Output each entry that follows exactly. Images stay out.

= = = =

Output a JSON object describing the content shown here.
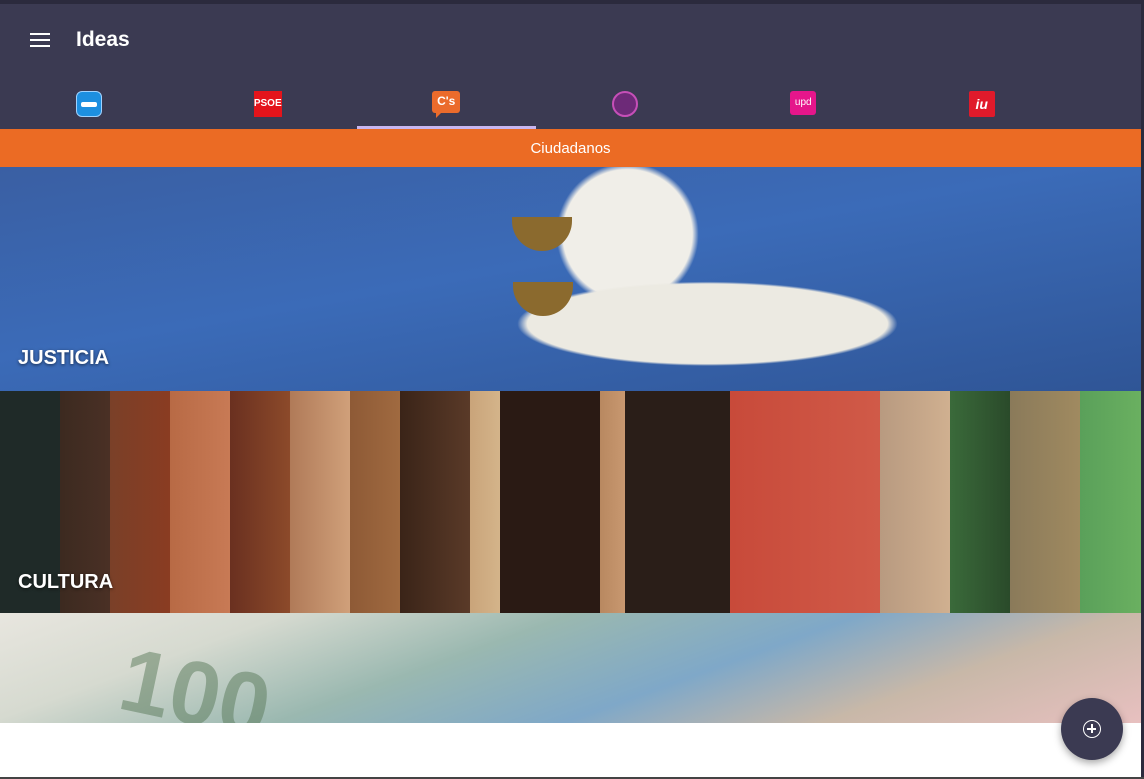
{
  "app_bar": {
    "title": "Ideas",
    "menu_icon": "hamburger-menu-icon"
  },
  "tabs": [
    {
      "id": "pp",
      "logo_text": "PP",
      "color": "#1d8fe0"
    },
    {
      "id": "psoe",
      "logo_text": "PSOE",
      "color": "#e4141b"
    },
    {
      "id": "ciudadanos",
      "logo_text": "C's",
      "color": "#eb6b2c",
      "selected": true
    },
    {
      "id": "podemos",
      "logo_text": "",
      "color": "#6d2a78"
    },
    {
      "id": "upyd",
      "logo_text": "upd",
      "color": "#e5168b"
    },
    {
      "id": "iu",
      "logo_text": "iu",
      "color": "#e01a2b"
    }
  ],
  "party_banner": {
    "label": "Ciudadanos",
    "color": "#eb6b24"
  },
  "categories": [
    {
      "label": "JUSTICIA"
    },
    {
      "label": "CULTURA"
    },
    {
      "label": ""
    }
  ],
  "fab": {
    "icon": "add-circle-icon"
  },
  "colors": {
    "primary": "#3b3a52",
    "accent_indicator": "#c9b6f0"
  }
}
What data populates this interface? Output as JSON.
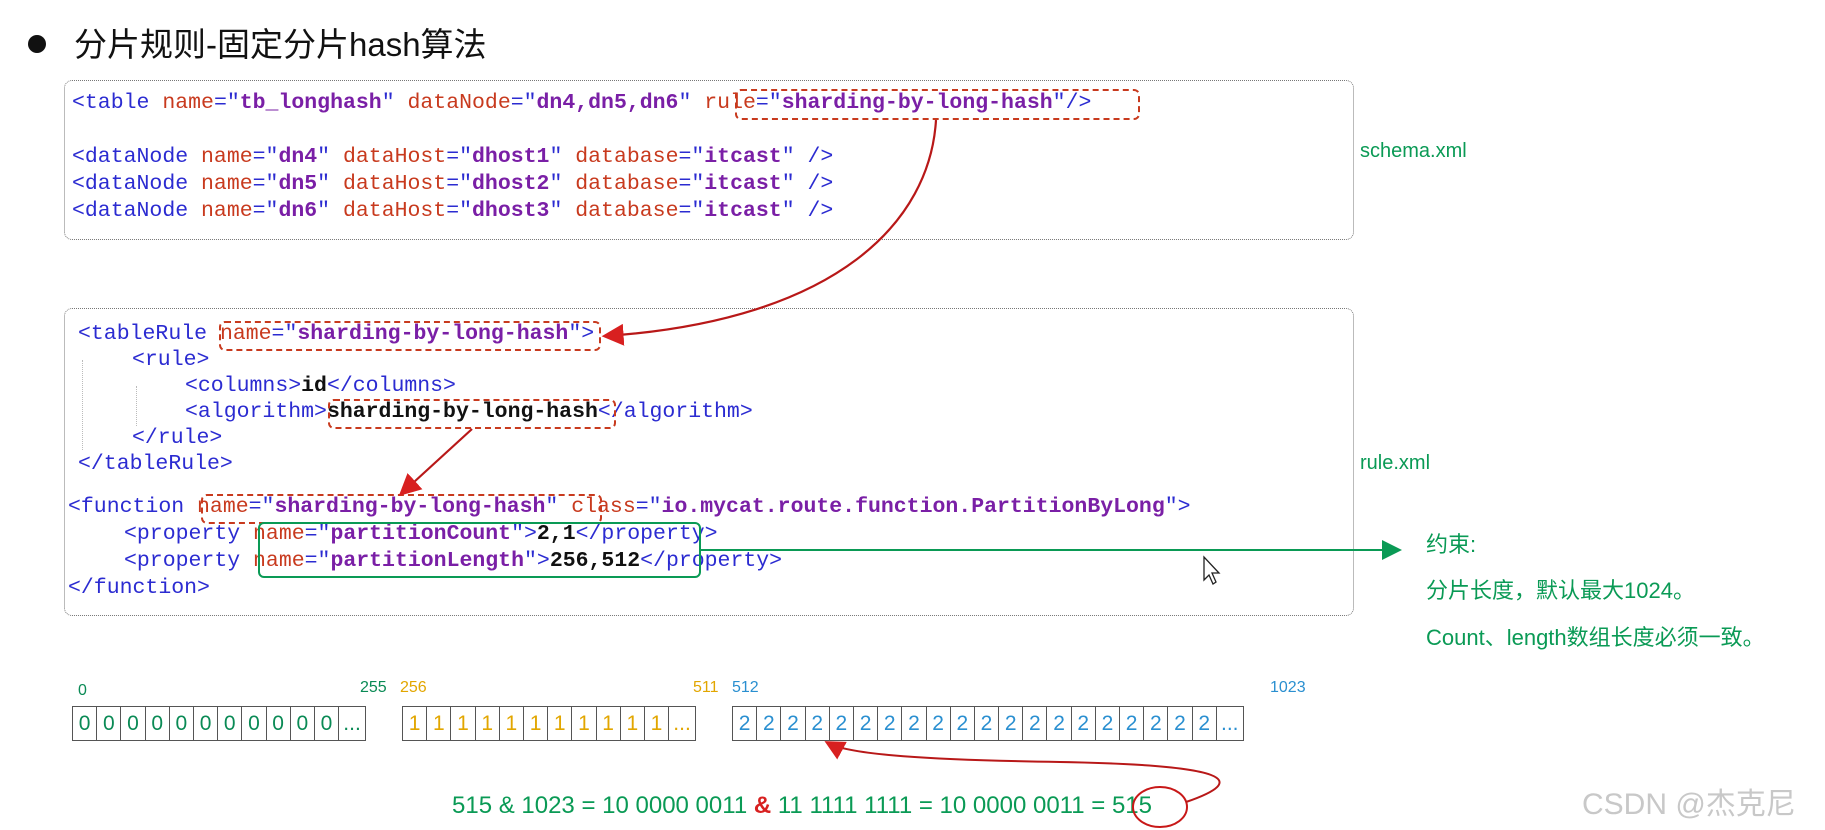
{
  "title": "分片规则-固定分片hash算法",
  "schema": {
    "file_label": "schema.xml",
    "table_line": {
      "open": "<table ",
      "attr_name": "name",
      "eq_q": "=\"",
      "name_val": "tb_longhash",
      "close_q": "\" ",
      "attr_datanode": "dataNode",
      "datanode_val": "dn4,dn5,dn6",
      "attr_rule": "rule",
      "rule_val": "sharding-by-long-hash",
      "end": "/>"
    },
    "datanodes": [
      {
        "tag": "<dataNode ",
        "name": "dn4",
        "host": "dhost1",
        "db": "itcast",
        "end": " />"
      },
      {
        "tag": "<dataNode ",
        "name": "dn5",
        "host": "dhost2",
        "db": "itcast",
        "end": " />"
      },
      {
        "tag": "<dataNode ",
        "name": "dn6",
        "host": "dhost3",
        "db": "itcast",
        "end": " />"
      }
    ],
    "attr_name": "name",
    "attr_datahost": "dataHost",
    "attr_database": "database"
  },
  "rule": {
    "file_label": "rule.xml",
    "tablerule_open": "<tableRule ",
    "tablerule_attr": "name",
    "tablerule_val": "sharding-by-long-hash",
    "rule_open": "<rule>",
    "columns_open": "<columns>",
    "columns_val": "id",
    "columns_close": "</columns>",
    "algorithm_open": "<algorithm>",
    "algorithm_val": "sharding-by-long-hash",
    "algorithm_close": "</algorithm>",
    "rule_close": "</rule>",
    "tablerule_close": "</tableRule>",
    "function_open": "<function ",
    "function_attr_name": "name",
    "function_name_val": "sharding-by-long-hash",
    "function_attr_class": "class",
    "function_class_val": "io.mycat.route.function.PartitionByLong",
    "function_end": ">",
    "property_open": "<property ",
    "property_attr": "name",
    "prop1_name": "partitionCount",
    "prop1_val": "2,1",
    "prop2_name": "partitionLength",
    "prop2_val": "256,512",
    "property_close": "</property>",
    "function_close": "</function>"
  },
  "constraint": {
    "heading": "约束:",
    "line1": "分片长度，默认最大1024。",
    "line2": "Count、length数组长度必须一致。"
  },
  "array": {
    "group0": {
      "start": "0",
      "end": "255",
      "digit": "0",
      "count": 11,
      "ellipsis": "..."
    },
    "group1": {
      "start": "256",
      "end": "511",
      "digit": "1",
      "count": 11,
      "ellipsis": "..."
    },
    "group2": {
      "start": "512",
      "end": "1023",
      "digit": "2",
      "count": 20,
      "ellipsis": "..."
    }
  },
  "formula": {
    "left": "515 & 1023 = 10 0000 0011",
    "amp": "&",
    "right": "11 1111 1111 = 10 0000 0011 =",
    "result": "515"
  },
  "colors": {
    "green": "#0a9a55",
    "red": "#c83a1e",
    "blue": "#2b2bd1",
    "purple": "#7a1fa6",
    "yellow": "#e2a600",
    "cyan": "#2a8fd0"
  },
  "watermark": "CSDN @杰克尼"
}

= = = =

#### ANSWER FOR THIS EXERCISE
Output a JSON object describing the content shown here.
{
  "app_bar": {
    "title": "Ideas",
    "menu_icon": "hamburger-menu-icon"
  },
  "tabs": [
    {
      "id": "pp",
      "logo_text": "PP",
      "color": "#1d8fe0"
    },
    {
      "id": "psoe",
      "logo_text": "PSOE",
      "color": "#e4141b"
    },
    {
      "id": "ciudadanos",
      "logo_text": "C's",
      "color": "#eb6b2c",
      "selected": true
    },
    {
      "id": "podemos",
      "logo_text": "",
      "color": "#6d2a78"
    },
    {
      "id": "upyd",
      "logo_text": "upd",
      "color": "#e5168b"
    },
    {
      "id": "iu",
      "logo_text": "iu",
      "color": "#e01a2b"
    }
  ],
  "party_banner": {
    "label": "Ciudadanos",
    "color": "#eb6b24"
  },
  "categories": [
    {
      "label": "JUSTICIA"
    },
    {
      "label": "CULTURA"
    },
    {
      "label": ""
    }
  ],
  "fab": {
    "icon": "add-circle-icon"
  },
  "colors": {
    "primary": "#3b3a52",
    "accent_indicator": "#c9b6f0"
  }
}
What data populates this interface? Output as JSON.
{
  "title": "分片规则-固定分片hash算法",
  "schema": {
    "file_label": "schema.xml",
    "table_line": {
      "open": "<table ",
      "attr_name": "name",
      "eq_q": "=\"",
      "name_val": "tb_longhash",
      "close_q": "\" ",
      "attr_datanode": "dataNode",
      "datanode_val": "dn4,dn5,dn6",
      "attr_rule": "rule",
      "rule_val": "sharding-by-long-hash",
      "end": "/>"
    },
    "datanodes": [
      {
        "tag": "<dataNode ",
        "name": "dn4",
        "host": "dhost1",
        "db": "itcast",
        "end": " />"
      },
      {
        "tag": "<dataNode ",
        "name": "dn5",
        "host": "dhost2",
        "db": "itcast",
        "end": " />"
      },
      {
        "tag": "<dataNode ",
        "name": "dn6",
        "host": "dhost3",
        "db": "itcast",
        "end": " />"
      }
    ],
    "attr_name": "name",
    "attr_datahost": "dataHost",
    "attr_database": "database"
  },
  "rule": {
    "file_label": "rule.xml",
    "tablerule_open": "<tableRule ",
    "tablerule_attr": "name",
    "tablerule_val": "sharding-by-long-hash",
    "rule_open": "<rule>",
    "columns_open": "<columns>",
    "columns_val": "id",
    "columns_close": "</columns>",
    "algorithm_open": "<algorithm>",
    "algorithm_val": "sharding-by-long-hash",
    "algorithm_close": "</algorithm>",
    "rule_close": "</rule>",
    "tablerule_close": "</tableRule>",
    "function_open": "<function ",
    "function_attr_name": "name",
    "function_name_val": "sharding-by-long-hash",
    "function_attr_class": "class",
    "function_class_val": "io.mycat.route.function.PartitionByLong",
    "function_end": ">",
    "property_open": "<property ",
    "property_attr": "name",
    "prop1_name": "partitionCount",
    "prop1_val": "2,1",
    "prop2_name": "partitionLength",
    "prop2_val": "256,512",
    "property_close": "</property>",
    "function_close": "</function>"
  },
  "constraint": {
    "heading": "约束:",
    "line1": "分片长度，默认最大1024。",
    "line2": "Count、length数组长度必须一致。"
  },
  "array": {
    "group0": {
      "start": "0",
      "end": "255",
      "digit": "0",
      "count": 11,
      "ellipsis": "..."
    },
    "group1": {
      "start": "256",
      "end": "511",
      "digit": "1",
      "count": 11,
      "ellipsis": "..."
    },
    "group2": {
      "start": "512",
      "end": "1023",
      "digit": "2",
      "count": 20,
      "ellipsis": "..."
    }
  },
  "formula": {
    "left": "515 & 1023 = 10 0000 0011",
    "amp": "&",
    "right": "11 1111 1111 = 10 0000 0011 =",
    "result": "515"
  },
  "colors": {
    "green": "#0a9a55",
    "red": "#c83a1e",
    "blue": "#2b2bd1",
    "purple": "#7a1fa6",
    "yellow": "#e2a600",
    "cyan": "#2a8fd0"
  },
  "watermark": "CSDN @杰克尼"
}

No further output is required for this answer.